---------- Material
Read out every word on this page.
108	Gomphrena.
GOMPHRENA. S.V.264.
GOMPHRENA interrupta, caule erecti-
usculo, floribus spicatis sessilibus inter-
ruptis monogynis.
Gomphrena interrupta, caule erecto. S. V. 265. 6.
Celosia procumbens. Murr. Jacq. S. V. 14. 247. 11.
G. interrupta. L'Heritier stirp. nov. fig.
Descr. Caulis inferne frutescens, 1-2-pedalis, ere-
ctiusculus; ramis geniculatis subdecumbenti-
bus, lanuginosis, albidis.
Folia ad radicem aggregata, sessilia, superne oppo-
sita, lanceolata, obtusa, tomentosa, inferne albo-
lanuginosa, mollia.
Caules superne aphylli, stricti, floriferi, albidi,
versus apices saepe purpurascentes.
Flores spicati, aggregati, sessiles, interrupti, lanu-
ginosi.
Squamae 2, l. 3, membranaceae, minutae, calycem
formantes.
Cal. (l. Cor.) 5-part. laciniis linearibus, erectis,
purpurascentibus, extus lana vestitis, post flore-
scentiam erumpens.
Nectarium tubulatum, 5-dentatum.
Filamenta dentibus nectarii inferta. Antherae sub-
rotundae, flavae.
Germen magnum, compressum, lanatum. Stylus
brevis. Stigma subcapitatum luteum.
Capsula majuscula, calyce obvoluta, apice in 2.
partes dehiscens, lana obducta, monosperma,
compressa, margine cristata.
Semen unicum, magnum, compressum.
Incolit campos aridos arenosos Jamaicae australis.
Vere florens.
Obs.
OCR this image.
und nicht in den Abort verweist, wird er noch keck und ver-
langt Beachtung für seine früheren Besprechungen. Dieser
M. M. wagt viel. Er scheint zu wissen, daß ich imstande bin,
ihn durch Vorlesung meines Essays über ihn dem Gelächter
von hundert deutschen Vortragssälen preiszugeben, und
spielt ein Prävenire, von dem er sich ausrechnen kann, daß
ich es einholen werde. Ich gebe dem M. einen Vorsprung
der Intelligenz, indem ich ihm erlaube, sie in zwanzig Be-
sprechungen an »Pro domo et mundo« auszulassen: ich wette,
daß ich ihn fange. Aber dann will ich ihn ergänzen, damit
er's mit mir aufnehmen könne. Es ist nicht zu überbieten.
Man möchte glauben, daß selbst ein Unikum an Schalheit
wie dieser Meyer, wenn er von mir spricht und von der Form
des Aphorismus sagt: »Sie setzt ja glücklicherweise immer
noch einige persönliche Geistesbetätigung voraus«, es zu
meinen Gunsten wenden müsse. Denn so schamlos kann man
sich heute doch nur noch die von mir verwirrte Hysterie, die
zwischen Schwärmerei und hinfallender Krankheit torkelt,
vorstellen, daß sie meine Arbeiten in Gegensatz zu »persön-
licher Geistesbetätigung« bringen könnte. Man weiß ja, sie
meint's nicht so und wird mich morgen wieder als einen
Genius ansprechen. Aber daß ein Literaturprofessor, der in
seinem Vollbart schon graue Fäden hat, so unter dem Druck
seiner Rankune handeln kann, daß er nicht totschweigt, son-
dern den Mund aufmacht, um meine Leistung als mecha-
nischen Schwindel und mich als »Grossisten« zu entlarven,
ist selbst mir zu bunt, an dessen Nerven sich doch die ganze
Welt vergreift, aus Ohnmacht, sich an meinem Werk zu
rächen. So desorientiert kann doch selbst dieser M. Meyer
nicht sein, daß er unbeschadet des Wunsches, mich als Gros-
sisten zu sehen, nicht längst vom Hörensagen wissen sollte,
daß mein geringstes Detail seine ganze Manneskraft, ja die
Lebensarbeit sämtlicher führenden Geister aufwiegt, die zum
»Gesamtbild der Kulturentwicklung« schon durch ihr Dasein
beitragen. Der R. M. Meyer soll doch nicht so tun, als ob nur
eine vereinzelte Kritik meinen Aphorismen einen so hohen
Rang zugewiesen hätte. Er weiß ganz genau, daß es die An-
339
--------------------
### [Task objective]
Take every line from the records above that has the word "compressum" and copy it.

### [Solved problem]
Germen magnum, compressum, lanatum. Stylus
Semen unicum, magnum, compressum.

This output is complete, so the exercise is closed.